[Collected data entries]

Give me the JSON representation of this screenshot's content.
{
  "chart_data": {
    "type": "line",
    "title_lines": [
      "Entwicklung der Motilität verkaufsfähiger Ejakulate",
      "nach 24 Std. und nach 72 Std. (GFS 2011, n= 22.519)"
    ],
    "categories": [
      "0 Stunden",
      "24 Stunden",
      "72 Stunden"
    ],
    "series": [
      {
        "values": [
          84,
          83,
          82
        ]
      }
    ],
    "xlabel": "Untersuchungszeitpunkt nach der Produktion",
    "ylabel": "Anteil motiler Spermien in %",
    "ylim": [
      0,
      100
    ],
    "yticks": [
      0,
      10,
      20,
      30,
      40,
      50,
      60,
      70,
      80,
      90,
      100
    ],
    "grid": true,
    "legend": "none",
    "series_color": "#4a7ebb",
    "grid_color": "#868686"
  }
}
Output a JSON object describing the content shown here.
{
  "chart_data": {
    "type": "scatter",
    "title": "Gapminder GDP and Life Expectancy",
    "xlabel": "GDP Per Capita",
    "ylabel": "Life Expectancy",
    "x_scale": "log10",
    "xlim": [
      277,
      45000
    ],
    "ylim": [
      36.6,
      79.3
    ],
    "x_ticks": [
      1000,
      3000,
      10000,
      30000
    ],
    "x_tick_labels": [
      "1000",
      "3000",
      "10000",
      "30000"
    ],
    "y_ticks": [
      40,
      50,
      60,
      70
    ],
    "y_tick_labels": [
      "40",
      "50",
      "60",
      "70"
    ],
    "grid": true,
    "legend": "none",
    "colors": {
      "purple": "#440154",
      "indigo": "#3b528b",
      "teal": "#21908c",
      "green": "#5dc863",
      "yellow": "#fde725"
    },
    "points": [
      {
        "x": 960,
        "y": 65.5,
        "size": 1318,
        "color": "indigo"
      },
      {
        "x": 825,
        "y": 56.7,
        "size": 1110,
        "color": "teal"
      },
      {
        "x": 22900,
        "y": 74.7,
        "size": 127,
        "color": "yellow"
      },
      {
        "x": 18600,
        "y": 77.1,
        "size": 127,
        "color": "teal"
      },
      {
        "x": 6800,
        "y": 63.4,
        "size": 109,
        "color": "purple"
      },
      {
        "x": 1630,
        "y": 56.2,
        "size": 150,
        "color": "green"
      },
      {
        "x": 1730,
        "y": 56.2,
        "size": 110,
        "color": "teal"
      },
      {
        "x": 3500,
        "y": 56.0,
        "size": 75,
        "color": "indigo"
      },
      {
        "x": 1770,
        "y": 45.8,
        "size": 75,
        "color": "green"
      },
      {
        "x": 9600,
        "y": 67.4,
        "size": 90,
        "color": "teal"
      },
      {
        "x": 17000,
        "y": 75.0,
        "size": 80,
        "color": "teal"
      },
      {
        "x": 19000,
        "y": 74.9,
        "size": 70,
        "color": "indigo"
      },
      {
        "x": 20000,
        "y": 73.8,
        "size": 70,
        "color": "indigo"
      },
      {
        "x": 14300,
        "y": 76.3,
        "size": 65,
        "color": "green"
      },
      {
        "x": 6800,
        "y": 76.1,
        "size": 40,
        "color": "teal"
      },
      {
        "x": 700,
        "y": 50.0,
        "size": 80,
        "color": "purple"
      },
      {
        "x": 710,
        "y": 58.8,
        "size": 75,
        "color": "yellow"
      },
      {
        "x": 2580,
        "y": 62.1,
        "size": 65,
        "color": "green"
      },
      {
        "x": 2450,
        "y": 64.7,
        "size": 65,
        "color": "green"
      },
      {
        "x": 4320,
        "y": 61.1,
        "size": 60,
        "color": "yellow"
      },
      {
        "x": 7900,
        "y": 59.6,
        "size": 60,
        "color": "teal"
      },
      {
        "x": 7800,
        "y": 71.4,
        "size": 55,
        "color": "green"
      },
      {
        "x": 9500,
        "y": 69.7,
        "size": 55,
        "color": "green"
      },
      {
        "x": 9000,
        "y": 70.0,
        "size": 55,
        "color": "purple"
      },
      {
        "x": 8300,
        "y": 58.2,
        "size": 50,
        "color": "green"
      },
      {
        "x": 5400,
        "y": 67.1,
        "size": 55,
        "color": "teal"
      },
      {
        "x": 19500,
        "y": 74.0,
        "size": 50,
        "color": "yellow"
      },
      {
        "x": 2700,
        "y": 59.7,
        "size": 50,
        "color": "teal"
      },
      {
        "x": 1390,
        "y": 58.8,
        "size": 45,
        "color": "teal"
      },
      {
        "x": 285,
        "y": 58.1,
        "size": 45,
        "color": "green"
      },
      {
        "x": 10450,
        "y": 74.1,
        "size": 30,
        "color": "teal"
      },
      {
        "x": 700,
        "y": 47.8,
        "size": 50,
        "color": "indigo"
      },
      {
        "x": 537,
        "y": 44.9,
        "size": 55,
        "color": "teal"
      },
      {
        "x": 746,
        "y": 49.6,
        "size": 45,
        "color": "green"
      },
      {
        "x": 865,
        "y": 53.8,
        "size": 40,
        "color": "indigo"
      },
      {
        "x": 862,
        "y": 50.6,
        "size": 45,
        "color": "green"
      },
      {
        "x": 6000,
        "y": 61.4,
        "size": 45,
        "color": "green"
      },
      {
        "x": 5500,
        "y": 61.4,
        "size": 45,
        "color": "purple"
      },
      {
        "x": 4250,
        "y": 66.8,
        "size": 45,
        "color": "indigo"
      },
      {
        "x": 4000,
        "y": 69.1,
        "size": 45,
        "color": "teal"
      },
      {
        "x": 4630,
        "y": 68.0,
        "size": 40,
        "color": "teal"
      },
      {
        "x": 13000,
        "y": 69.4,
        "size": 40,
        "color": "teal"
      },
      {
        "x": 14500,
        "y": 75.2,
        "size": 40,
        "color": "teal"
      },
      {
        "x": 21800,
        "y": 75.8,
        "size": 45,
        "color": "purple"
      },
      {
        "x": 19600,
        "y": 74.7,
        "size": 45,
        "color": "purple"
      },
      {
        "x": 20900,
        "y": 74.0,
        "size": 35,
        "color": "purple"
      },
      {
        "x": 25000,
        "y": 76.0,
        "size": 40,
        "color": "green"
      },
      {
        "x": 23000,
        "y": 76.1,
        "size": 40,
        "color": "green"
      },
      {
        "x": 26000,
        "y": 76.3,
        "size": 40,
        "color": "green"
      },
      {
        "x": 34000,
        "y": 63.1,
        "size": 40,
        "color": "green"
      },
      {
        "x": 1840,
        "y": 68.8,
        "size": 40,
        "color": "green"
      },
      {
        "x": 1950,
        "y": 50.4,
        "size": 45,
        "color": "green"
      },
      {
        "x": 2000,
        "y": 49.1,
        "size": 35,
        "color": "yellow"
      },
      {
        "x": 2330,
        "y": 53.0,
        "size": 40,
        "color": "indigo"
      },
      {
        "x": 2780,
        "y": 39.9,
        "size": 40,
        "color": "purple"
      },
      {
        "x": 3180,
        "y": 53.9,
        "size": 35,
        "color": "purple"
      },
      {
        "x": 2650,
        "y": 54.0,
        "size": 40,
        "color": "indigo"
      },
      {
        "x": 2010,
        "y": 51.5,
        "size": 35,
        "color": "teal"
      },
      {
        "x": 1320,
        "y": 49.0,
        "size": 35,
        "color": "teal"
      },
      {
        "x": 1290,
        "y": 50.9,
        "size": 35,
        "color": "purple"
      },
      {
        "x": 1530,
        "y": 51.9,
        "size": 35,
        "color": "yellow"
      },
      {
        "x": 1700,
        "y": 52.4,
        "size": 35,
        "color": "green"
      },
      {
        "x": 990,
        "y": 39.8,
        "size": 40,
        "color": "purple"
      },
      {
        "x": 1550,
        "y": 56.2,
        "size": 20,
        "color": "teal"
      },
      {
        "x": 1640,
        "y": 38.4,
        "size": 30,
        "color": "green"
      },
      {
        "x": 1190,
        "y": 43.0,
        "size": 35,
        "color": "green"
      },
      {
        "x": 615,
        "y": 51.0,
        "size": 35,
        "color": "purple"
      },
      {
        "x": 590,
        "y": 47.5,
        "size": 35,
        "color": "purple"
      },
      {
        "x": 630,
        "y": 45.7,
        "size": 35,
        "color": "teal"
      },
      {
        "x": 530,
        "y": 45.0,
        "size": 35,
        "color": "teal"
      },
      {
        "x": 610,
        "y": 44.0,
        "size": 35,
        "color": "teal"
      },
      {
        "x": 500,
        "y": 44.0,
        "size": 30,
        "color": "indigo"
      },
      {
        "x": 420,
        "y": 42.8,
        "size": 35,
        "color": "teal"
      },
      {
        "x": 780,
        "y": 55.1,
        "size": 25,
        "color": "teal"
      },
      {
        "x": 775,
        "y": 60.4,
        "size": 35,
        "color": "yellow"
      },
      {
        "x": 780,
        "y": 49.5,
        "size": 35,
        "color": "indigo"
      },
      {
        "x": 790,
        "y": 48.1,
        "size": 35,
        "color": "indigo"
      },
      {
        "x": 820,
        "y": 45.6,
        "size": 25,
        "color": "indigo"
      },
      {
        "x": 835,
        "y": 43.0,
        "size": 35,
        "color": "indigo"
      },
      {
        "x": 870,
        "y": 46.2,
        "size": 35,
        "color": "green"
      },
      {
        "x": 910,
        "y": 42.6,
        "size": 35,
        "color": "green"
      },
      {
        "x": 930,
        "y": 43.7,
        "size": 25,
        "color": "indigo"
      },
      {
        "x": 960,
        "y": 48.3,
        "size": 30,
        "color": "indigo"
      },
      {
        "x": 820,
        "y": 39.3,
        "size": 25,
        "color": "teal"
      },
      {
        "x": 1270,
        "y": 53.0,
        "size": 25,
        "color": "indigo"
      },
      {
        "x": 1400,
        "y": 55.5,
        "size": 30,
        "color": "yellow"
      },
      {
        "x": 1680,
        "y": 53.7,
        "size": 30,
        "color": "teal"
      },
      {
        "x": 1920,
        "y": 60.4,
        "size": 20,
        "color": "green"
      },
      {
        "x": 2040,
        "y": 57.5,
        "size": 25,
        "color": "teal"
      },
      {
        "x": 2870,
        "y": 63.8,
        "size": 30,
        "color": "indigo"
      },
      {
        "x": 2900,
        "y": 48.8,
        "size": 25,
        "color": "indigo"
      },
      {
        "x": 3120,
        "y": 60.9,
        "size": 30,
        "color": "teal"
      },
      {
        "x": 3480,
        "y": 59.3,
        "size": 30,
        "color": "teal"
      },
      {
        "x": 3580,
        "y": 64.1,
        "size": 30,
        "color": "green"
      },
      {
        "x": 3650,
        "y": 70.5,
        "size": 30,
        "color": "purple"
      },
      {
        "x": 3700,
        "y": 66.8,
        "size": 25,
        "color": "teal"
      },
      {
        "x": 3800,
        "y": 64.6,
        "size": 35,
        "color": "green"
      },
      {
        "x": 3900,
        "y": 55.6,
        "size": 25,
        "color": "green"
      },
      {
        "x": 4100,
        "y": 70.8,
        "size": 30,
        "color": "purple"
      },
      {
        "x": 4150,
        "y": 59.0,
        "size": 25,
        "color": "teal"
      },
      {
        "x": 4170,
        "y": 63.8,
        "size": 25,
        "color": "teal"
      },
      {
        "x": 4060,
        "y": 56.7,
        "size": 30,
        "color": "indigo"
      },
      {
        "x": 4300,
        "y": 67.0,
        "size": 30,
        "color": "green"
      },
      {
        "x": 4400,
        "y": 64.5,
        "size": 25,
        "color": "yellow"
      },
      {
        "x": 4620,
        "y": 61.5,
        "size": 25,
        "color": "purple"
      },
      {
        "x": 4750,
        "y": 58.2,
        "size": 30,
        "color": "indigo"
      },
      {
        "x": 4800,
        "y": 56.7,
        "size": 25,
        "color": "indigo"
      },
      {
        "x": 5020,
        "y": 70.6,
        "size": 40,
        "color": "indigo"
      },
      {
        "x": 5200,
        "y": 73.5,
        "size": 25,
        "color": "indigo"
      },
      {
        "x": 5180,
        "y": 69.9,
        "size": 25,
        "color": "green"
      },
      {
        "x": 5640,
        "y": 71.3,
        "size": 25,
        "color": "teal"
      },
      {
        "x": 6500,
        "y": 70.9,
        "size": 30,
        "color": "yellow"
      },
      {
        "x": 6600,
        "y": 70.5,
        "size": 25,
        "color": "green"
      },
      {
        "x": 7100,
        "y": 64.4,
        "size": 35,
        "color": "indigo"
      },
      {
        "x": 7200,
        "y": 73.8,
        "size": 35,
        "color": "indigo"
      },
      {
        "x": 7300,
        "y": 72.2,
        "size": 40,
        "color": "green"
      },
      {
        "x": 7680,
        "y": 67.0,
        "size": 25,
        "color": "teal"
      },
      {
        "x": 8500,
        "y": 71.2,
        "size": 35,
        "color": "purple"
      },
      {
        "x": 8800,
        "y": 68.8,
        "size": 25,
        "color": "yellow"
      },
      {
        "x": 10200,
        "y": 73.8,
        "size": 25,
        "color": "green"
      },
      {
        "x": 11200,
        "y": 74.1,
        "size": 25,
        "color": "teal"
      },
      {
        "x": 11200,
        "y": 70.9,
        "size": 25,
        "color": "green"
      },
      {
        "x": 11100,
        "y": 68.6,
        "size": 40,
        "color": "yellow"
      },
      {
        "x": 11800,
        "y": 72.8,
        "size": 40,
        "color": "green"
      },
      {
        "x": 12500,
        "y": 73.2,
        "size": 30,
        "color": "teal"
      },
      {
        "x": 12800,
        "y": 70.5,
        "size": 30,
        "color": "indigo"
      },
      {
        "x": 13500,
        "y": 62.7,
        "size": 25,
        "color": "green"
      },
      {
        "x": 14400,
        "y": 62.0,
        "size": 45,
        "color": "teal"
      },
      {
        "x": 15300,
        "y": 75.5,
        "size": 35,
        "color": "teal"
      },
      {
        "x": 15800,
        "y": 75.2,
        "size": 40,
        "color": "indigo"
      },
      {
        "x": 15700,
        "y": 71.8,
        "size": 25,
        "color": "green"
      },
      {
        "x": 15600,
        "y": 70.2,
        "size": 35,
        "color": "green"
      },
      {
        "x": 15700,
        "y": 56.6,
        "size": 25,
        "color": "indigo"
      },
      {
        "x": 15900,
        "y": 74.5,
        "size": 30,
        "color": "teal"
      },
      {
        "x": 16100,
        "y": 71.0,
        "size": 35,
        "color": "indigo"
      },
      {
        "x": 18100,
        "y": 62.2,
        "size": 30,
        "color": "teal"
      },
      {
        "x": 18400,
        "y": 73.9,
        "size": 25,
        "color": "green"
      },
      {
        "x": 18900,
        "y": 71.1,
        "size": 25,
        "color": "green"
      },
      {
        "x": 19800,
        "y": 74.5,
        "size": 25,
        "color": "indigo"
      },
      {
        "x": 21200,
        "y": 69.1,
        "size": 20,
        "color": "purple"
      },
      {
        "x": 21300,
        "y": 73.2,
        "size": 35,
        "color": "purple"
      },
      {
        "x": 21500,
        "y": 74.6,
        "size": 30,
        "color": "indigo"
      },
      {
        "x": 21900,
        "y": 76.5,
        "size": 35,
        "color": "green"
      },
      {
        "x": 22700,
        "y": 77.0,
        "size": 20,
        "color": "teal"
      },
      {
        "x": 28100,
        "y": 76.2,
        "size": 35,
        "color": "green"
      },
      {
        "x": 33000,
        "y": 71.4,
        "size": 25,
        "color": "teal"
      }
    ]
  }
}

=== Goal of the exercise ===
Only lines that contain the word "JSON" are wanted; copy each of them.

=== Reply ===
Give me the JSON representation of this screenshot's content.
Output a JSON object describing the content shown here.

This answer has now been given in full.